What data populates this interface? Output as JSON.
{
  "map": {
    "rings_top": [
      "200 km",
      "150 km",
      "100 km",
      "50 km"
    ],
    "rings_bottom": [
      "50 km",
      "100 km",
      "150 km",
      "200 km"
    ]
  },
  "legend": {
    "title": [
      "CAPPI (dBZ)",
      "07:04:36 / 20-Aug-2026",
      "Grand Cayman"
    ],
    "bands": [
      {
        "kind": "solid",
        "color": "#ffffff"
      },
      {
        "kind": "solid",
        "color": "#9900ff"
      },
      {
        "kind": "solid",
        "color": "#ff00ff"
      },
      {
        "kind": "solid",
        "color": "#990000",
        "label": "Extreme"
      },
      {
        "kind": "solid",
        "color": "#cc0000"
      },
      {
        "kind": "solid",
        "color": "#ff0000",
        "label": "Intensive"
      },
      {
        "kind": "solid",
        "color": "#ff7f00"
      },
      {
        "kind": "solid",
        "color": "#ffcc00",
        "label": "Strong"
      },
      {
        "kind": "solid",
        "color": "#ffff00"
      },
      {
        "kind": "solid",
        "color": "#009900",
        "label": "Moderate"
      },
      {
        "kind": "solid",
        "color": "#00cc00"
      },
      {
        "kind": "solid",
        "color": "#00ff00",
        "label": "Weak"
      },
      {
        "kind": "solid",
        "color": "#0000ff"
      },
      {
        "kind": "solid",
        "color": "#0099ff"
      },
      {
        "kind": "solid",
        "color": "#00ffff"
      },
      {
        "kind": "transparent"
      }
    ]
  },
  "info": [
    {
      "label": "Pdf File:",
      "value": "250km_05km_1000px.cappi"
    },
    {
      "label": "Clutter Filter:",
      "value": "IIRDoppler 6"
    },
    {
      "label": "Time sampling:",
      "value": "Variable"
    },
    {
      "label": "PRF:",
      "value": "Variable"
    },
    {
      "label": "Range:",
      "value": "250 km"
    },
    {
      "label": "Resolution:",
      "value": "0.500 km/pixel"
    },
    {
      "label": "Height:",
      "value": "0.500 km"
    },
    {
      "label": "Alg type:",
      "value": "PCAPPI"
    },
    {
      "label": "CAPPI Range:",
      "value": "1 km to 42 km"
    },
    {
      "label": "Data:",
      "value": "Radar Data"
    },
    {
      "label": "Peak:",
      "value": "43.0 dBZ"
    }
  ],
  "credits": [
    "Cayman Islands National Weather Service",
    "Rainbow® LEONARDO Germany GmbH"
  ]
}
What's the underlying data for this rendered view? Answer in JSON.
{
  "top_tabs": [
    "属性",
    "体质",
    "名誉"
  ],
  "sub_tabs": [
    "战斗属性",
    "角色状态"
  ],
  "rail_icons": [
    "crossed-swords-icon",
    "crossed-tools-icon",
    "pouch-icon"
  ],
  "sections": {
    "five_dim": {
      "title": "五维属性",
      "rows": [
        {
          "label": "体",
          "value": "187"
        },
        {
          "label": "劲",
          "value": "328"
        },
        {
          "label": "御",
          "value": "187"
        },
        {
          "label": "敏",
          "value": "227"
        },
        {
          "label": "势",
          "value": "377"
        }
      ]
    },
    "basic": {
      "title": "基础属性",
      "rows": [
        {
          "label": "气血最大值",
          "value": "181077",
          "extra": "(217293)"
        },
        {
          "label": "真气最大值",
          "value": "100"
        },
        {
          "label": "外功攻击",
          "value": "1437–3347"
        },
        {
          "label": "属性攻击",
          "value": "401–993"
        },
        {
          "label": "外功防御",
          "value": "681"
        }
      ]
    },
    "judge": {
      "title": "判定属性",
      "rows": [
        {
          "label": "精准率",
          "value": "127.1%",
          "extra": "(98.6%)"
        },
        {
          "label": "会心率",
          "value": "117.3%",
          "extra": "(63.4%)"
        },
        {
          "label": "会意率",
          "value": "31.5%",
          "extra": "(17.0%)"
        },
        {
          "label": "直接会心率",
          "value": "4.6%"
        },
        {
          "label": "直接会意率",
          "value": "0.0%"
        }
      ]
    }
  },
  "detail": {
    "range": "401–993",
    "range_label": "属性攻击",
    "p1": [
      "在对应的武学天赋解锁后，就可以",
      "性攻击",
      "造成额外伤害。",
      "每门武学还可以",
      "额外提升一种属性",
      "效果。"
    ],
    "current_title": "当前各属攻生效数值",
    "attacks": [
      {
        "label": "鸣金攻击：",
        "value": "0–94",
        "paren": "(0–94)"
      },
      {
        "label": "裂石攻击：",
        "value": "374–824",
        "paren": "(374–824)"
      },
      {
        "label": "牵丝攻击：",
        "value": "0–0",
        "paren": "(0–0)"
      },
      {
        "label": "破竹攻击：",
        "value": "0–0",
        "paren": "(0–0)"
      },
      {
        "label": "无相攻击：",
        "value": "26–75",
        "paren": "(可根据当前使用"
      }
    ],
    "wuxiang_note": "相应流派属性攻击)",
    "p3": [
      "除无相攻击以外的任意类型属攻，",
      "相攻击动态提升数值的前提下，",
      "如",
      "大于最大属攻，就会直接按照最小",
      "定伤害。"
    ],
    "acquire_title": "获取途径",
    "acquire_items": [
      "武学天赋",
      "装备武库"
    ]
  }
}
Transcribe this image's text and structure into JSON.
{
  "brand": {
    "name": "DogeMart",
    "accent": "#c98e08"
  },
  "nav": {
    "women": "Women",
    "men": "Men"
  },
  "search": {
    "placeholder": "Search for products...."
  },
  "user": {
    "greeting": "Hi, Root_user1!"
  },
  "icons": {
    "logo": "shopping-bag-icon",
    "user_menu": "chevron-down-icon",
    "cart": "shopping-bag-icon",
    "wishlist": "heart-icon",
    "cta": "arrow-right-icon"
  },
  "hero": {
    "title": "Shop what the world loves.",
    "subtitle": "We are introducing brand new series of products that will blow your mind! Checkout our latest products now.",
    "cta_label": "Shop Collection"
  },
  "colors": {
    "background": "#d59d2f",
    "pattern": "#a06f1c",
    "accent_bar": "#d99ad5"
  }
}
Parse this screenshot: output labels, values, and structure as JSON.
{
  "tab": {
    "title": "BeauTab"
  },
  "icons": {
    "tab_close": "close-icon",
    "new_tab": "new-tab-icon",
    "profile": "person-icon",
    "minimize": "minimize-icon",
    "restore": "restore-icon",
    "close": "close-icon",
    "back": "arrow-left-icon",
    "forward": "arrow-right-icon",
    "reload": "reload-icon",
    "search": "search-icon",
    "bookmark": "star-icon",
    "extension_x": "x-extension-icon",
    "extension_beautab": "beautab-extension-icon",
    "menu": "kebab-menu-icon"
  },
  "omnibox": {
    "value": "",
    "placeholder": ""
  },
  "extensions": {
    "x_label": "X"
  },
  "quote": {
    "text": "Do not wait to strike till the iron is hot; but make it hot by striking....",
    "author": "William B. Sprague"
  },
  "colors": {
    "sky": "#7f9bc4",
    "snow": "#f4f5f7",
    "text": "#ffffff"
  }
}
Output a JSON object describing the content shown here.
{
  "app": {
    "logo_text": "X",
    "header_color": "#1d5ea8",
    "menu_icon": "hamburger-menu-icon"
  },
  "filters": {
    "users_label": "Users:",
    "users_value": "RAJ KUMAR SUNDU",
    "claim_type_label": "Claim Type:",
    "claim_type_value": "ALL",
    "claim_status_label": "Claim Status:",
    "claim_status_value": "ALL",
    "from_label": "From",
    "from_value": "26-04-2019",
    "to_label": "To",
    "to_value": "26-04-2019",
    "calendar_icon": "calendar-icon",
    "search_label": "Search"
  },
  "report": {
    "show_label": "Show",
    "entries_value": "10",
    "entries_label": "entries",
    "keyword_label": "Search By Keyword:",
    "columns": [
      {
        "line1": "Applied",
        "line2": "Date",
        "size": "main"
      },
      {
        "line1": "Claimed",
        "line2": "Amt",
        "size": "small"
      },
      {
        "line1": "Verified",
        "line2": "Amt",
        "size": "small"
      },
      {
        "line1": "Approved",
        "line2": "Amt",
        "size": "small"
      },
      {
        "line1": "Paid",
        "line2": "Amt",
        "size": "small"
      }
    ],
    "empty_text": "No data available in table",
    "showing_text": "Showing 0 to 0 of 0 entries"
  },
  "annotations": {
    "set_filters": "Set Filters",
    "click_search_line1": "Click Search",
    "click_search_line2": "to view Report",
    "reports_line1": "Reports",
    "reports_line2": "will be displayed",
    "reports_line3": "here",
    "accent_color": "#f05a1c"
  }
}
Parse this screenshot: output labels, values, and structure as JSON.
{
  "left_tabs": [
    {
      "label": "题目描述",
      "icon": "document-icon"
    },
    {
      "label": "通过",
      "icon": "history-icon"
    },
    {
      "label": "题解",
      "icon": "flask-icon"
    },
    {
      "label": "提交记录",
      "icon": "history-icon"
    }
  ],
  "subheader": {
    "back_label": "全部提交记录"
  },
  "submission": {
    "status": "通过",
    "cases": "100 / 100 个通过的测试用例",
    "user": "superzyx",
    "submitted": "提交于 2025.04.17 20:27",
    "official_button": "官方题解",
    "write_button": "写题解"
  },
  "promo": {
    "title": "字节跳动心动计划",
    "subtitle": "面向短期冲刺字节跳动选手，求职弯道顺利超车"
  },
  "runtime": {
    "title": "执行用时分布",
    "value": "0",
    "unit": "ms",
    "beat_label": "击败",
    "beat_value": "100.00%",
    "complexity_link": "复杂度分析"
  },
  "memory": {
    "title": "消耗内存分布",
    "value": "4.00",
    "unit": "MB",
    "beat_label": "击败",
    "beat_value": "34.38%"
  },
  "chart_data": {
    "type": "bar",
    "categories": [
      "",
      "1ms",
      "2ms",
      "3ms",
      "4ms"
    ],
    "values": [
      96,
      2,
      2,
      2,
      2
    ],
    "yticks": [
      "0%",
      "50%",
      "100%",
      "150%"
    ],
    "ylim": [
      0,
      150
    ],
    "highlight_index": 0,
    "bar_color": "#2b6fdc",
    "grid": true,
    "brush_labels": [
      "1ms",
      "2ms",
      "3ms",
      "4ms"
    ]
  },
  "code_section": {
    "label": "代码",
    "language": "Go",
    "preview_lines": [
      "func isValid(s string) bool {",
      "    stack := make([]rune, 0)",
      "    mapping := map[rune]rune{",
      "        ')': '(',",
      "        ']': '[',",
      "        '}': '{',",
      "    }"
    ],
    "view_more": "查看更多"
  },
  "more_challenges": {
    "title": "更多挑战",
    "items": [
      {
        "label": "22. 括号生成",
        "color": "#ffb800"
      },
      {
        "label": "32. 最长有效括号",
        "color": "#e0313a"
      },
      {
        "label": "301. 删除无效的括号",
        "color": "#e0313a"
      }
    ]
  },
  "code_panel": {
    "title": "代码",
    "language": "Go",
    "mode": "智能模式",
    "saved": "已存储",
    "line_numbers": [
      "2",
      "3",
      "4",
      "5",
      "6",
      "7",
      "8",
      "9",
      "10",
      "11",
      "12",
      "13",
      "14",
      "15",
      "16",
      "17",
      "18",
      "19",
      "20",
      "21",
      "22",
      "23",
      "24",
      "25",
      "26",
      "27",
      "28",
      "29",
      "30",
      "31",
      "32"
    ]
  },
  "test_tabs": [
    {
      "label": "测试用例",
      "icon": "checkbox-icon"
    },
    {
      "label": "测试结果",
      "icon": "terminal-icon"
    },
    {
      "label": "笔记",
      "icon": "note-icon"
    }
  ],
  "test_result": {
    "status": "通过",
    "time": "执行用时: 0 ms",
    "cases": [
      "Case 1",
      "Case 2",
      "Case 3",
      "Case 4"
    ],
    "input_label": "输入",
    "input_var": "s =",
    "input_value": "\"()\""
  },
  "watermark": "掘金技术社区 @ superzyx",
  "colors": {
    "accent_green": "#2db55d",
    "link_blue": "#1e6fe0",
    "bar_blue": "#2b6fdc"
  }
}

= = = = = = =

- **What the task asks**
Nothing but a number is needed here: how many lines hold the string "JSON"?

- **Response for this exercise**
6